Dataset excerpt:
┄┄┄┄┄┄

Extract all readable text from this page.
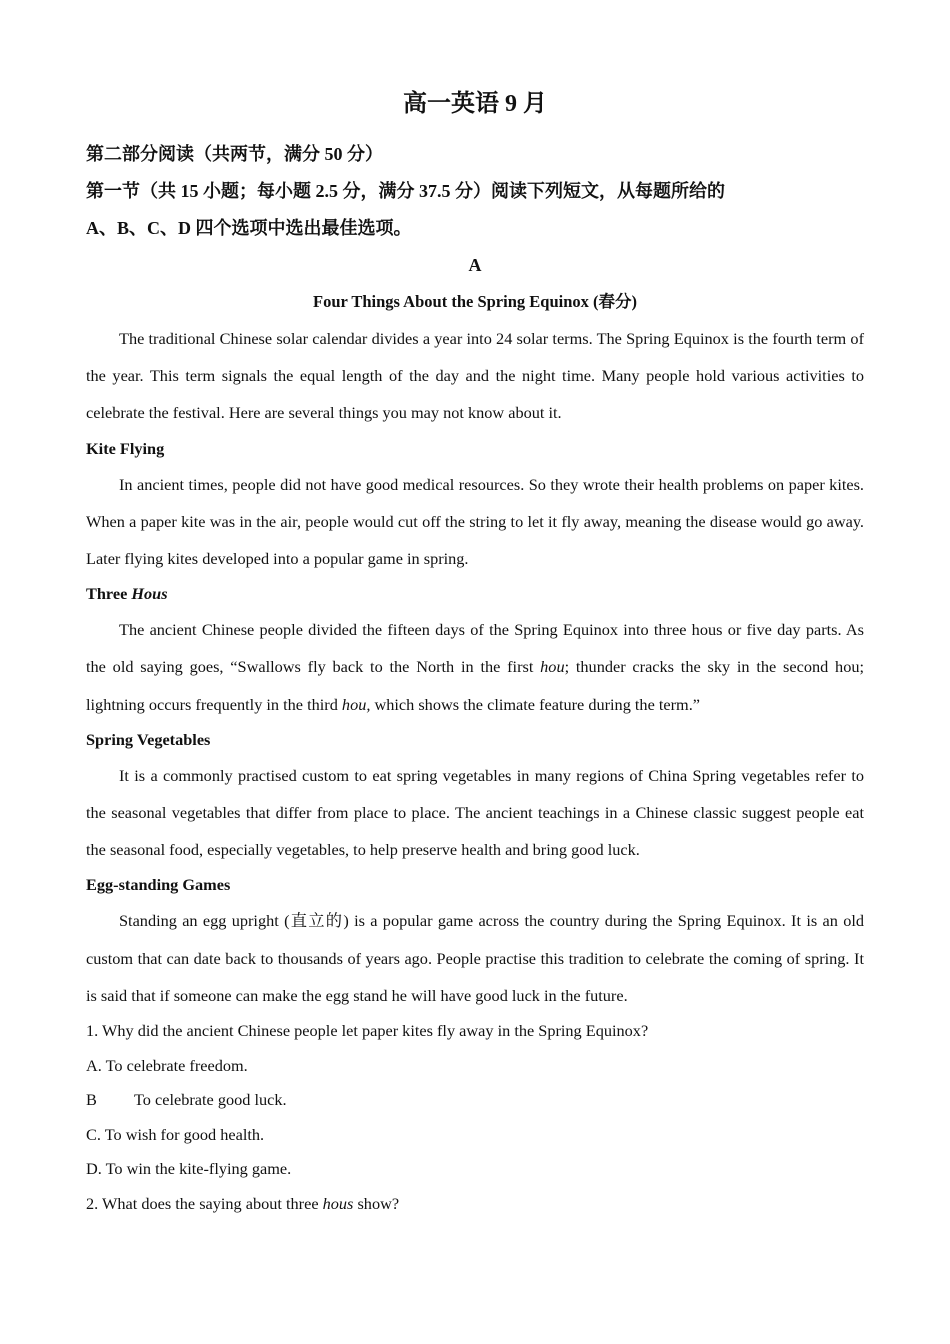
高一英语 9 月

第二部分阅读（共两节，满分 50 分）

第一节（共 15 小题；每小题 2.5 分，满分 37.5 分）阅读下列短文，从每题所给的

A、B、C、D 四个选项中选出最佳选项。

A

Four Things About the Spring Equinox (春分)

The traditional Chinese solar calendar divides a year into 24 solar terms. The Spring Equinox is the fourth term of the year. This term signals the equal length of the day and the night time. Many people hold various activities to celebrate the festival. Here are several things you may not know about it.

Kite Flying

In ancient times, people did not have good medical resources. So they wrote their health problems on paper kites. When a paper kite was in the air, people would cut off the string to let it fly away, meaning the disease would go away. Later flying kites developed into a popular game in spring.

Three Hous

The ancient Chinese people divided the fifteen days of the Spring Equinox into three hous or five day parts. As the old saying goes, “Swallows fly back to the North in the first hou; thunder cracks the sky in the second hou; lightning occurs frequently in the third hou, which shows the climate feature during the term.”

Spring Vegetables

It is a commonly practised custom to eat spring vegetables in many regions of China Spring vegetables refer to the seasonal vegetables that differ from place to place. The ancient teachings in a Chinese classic suggest people eat the seasonal food, especially vegetables, to help preserve health and bring good luck.

Egg-standing Games

Standing an egg upright (直立的) is a popular game across the country during the Spring Equinox. It is an old custom that can date back to thousands of years ago. People practise this tradition to celebrate the coming of spring. It is said that if someone can make the egg stand he will have good luck in the future.

1. Why did the ancient Chinese people let paper kites fly away in the Spring Equinox?

A. To celebrate freedom.

B To celebrate good luck.

C. To wish for good health.

D. To win the kite-flying game.

2. What does the saying about three hous show?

┄┄┄┄┄┄

YOUR TASK —
Print the full listing exactly, dropping the pictures.

FINAL RESULT —
Extract all readable text from this page.
高一英语 9 月

第二部分阅读（共两节，满分 50 分）

第一节（共 15 小题；每小题 2.5 分，满分 37.5 分）阅读下列短文，从每题所给的

A、B、C、D 四个选项中选出最佳选项。

A

Four Things About the Spring Equinox (春分)

The traditional Chinese solar calendar divides a year into 24 solar terms. The Spring Equinox is the fourth term of the year. This term signals the equal length of the day and the night time. Many people hold various activities to celebrate the festival. Here are several things you may not know about it.

Kite Flying

In ancient times, people did not have good medical resources. So they wrote their health problems on paper kites. When a paper kite was in the air, people would cut off the string to let it fly away, meaning the disease would go away. Later flying kites developed into a popular game in spring.

Three Hous

The ancient Chinese people divided the fifteen days of the Spring Equinox into three hous or five day parts. As the old saying goes, “Swallows fly back to the North in the first hou; thunder cracks the sky in the second hou; lightning occurs frequently in the third hou, which shows the climate feature during the term.”

Spring Vegetables

It is a commonly practised custom to eat spring vegetables in many regions of China Spring vegetables refer to the seasonal vegetables that differ from place to place. The ancient teachings in a Chinese classic suggest people eat the seasonal food, especially vegetables, to help preserve health and bring good luck.

Egg-standing Games

Standing an egg upright (直立的) is a popular game across the country during the Spring Equinox. It is an old custom that can date back to thousands of years ago. People practise this tradition to celebrate the coming of spring. It is said that if someone can make the egg stand he will have good luck in the future.

1. Why did the ancient Chinese people let paper kites fly away in the Spring Equinox?

A. To celebrate freedom.

B To celebrate good luck.

C. To wish for good health.

D. To win the kite-flying game.

2. What does the saying about three hous show?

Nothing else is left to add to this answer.